== Data shown ==
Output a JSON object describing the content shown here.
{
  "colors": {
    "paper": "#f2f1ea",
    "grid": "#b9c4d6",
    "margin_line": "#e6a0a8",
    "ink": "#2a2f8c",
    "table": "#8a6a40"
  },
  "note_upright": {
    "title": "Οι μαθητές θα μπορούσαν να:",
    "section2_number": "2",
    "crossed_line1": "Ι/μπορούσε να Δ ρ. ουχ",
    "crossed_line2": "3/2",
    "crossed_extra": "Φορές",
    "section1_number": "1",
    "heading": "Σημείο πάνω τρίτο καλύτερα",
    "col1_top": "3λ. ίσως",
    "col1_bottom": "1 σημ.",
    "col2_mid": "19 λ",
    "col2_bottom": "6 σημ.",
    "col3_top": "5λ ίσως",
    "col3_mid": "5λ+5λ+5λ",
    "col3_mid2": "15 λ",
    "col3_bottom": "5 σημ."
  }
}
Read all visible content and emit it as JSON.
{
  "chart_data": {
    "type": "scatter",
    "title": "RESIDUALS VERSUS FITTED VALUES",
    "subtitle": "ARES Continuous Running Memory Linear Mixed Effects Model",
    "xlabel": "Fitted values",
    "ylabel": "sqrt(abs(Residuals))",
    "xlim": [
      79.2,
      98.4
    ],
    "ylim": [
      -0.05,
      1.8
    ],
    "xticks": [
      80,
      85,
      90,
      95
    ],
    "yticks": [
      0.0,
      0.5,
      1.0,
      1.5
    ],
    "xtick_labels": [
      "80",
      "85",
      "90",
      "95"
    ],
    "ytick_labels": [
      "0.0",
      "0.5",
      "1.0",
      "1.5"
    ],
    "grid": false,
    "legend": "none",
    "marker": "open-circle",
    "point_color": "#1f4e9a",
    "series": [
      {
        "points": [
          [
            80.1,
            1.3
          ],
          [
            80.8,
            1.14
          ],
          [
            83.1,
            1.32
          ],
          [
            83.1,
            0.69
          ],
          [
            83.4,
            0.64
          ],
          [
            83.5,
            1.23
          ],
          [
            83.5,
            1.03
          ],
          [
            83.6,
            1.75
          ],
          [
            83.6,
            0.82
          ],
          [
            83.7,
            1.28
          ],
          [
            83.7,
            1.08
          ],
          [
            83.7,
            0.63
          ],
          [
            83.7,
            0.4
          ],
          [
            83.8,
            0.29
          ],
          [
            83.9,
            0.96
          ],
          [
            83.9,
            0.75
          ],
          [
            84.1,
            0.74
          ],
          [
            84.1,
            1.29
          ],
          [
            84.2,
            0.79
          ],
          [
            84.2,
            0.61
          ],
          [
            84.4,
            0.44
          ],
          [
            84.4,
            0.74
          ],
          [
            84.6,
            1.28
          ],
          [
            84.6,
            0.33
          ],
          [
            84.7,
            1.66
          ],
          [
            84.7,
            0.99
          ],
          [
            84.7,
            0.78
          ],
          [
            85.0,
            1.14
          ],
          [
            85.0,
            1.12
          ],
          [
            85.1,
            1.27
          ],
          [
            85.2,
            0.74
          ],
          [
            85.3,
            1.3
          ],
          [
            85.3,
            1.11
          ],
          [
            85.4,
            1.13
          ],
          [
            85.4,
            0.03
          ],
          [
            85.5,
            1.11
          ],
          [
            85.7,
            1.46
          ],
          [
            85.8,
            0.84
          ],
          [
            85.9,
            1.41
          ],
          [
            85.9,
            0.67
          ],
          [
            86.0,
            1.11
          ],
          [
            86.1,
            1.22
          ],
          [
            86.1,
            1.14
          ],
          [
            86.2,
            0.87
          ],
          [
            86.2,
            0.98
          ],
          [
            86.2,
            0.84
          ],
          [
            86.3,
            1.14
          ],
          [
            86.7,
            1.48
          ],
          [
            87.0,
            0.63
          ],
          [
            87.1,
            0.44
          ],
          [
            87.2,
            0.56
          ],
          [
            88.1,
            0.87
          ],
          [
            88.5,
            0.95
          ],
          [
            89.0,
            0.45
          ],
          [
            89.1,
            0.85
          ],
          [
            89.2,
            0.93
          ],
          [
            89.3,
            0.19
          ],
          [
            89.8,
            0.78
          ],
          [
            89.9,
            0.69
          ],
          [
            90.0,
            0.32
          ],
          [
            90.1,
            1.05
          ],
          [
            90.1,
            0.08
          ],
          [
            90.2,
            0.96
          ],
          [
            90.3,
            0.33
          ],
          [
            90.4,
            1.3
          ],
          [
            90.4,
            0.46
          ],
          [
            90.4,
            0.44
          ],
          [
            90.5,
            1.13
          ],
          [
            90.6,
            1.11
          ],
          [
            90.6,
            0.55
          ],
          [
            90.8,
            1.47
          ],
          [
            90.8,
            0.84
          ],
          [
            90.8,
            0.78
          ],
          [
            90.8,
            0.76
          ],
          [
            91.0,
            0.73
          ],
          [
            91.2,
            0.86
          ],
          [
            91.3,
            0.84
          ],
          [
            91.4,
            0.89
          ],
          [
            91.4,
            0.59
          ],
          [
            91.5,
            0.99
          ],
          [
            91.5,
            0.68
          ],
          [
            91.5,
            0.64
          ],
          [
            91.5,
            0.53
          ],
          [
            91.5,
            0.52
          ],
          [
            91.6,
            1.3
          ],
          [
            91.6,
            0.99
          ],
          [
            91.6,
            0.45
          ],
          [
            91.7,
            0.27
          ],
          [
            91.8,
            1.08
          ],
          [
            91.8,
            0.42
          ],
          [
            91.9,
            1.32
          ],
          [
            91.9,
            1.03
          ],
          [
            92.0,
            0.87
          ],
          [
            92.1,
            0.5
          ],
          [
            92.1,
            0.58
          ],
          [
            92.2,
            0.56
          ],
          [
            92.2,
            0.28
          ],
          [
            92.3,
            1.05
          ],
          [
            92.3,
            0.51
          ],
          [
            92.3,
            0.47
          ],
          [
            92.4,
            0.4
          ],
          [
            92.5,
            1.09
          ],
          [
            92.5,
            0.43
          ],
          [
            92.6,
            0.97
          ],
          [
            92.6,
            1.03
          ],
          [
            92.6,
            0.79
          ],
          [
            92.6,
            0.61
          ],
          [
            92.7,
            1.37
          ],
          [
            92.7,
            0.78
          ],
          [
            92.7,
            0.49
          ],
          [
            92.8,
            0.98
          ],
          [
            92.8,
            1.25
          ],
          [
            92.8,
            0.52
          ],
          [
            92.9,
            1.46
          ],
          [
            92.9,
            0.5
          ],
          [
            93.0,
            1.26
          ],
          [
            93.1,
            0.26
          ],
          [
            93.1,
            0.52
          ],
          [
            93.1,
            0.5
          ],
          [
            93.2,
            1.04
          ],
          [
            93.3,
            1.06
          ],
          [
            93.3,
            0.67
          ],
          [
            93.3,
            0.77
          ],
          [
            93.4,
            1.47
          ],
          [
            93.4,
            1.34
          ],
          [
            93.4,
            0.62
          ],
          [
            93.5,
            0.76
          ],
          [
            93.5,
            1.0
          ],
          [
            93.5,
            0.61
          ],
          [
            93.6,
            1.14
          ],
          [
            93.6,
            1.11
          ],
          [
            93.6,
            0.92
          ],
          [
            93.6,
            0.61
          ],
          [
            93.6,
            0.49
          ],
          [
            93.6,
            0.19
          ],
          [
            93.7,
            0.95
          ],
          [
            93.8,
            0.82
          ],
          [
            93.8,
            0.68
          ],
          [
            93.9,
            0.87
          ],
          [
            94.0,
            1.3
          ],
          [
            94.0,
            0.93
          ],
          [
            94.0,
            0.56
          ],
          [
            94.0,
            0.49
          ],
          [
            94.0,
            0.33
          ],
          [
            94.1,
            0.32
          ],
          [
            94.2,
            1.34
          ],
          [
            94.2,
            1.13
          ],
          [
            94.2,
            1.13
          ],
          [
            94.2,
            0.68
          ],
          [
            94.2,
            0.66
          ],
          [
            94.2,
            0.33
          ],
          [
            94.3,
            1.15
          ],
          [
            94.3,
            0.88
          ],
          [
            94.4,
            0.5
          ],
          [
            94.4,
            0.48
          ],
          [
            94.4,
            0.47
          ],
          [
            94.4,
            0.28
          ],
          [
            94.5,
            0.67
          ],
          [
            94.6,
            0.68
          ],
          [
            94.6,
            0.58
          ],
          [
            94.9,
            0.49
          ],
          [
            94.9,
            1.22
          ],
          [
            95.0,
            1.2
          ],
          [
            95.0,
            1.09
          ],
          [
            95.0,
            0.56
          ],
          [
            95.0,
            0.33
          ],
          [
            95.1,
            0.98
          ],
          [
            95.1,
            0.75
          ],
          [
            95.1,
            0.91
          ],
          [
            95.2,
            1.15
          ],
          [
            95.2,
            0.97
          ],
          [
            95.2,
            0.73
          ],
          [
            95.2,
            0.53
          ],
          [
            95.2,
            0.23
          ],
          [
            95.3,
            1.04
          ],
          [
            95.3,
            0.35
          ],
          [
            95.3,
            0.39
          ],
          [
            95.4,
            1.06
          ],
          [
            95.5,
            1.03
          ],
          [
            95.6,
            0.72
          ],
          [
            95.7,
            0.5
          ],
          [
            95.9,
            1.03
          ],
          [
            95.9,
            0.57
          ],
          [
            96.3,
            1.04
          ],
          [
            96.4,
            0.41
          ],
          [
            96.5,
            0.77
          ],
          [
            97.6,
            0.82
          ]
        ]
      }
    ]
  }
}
===
Exercise description:
Look over the records above and copy each line that includes the string "JSON".

Full output:
Output a JSON object describing the content shown here.
Read all visible content and emit it as JSON.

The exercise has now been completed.